* What to work on
Report all lines from the entries below in which "Dashboard" appears.
========================
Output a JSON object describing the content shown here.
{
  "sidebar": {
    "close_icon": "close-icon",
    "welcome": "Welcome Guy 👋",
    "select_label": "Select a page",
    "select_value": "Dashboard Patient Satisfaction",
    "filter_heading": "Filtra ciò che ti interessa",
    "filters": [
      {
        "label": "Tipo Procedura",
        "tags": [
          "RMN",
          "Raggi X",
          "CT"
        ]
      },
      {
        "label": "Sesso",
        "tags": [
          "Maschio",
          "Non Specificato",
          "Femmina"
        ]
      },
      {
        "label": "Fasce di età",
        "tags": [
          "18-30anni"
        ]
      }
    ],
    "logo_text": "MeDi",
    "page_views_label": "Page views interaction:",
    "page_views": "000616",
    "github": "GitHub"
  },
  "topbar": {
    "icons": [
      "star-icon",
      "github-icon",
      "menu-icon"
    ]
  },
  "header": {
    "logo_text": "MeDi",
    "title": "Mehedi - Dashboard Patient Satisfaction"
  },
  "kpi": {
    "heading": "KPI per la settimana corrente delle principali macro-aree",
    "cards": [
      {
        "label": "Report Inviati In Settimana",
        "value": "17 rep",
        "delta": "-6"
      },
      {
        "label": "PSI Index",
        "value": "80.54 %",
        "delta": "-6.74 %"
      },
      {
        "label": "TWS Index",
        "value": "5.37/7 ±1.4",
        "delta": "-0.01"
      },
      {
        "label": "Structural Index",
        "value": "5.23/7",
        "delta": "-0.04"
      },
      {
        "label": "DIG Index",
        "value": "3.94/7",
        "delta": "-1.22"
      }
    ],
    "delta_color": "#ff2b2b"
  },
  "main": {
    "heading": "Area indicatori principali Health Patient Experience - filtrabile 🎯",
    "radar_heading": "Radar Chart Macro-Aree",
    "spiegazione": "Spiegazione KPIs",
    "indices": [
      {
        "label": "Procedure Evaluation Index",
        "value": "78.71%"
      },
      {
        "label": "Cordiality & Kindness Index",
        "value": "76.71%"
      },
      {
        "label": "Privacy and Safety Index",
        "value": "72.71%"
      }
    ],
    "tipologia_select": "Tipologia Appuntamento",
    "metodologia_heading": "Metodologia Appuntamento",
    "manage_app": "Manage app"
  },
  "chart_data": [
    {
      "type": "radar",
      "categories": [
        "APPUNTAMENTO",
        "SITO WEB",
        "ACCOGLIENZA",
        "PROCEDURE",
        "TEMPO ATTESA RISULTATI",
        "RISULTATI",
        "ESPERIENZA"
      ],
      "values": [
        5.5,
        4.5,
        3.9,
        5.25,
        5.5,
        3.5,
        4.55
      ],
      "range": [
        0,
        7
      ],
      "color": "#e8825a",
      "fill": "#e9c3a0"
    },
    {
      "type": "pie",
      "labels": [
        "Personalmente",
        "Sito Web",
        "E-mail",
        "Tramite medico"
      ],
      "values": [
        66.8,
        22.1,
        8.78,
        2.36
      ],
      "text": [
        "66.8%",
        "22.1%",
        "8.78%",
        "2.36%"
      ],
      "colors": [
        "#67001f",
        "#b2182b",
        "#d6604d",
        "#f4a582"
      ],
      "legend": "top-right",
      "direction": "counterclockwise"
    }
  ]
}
========================
* Task answer
    "select_value": "Dashboard Patient Satisfaction",
    "title": "Mehedi - Dashboard Patient Satisfaction"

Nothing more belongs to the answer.